* **Prompt**
Return each line of the data below verbatim; pictures are to be left out.

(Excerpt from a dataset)
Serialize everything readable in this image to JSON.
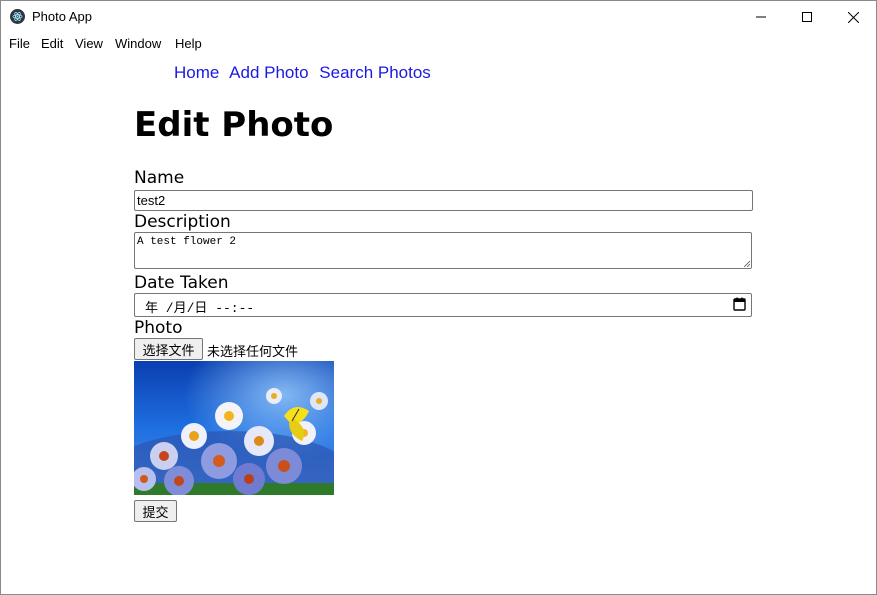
{
  "window": {
    "title": "Photo App",
    "controls": [
      "minimize",
      "maximize",
      "close"
    ]
  },
  "menu": {
    "items": [
      "File",
      "Edit",
      "View",
      "Window",
      "Help"
    ]
  },
  "nav": {
    "links": [
      "Home",
      "Add Photo",
      "Search Photos"
    ]
  },
  "page": {
    "heading": "Edit Photo"
  },
  "form": {
    "name_label": "Name",
    "name_value": "test2",
    "description_label": "Description",
    "description_value": "A test flower 2",
    "date_label": "Date Taken",
    "date_value": "年 /月/日 --:--",
    "photo_label": "Photo",
    "file_button": "选择文件",
    "file_status": "未选择任何文件",
    "submit_label": "提交"
  },
  "colors": {
    "link": "#1a1ae0",
    "button_bg": "#efefef",
    "input_border": "#767676"
  },
  "icons": [
    "electron-app-icon",
    "minimize-icon",
    "maximize-icon",
    "close-icon",
    "calendar-icon",
    "resize-grip-icon"
  ]
}
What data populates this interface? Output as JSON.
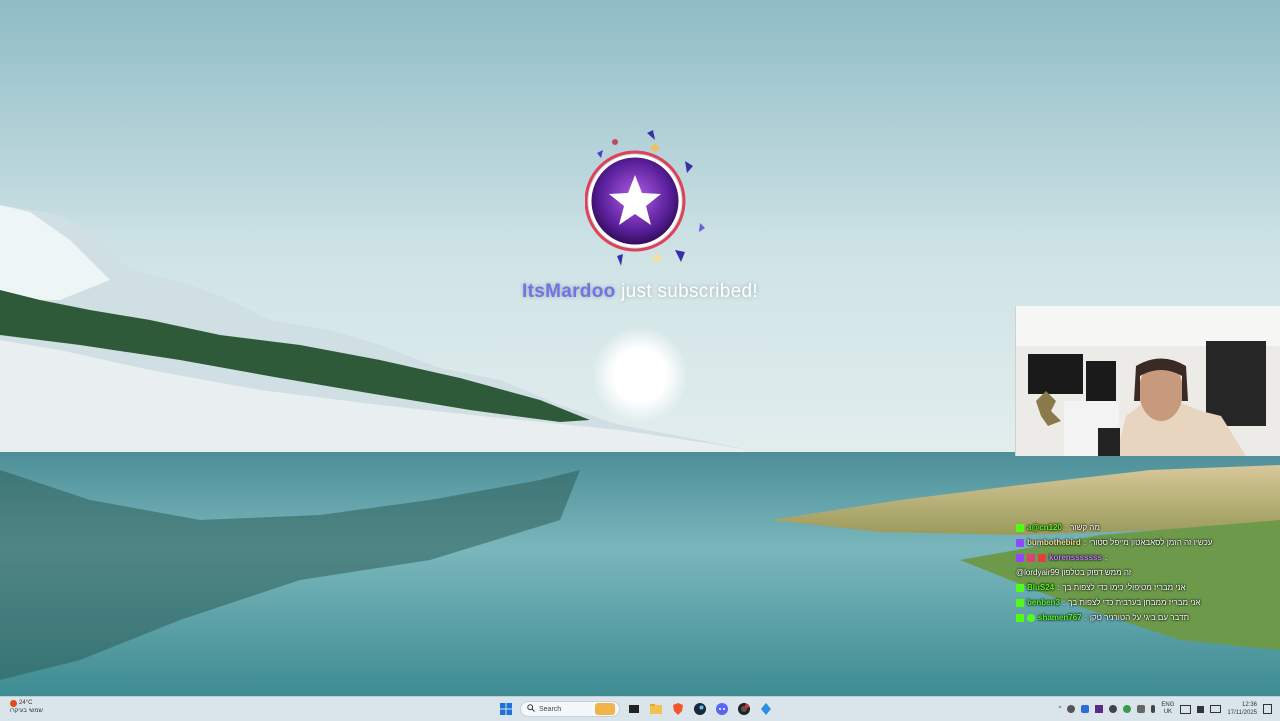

* **Answer for the task**
Serialize everything readable in this image to JSON.
{
  "window": {
    "title": "Photo App",
    "controls": [
      "minimize",
      "maximize",
      "close"
    ]
  },
  "menu": {
    "items": [
      "File",
      "Edit",
      "View",
      "Window",
      "Help"
    ]
  },
  "nav": {
    "links": [
      "Home",
      "Add Photo",
      "Search Photos"
    ]
  },
  "page": {
    "heading": "Edit Photo"
  },
  "form": {
    "name_label": "Name",
    "name_value": "test2",
    "description_label": "Description",
    "description_value": "A test flower 2",
    "date_label": "Date Taken",
    "date_value": "年 /月/日 --:--",
    "photo_label": "Photo",
    "file_button": "选择文件",
    "file_status": "未选择任何文件",
    "submit_label": "提交"
  },
  "colors": {
    "link": "#1a1ae0",
    "button_bg": "#efefef",
    "input_border": "#767676"
  },
  "icons": [
    "electron-app-icon",
    "minimize-icon",
    "maximize-icon",
    "close-icon",
    "calendar-icon",
    "resize-grip-icon"
  ]
}
What data populates this interface? Output as JSON.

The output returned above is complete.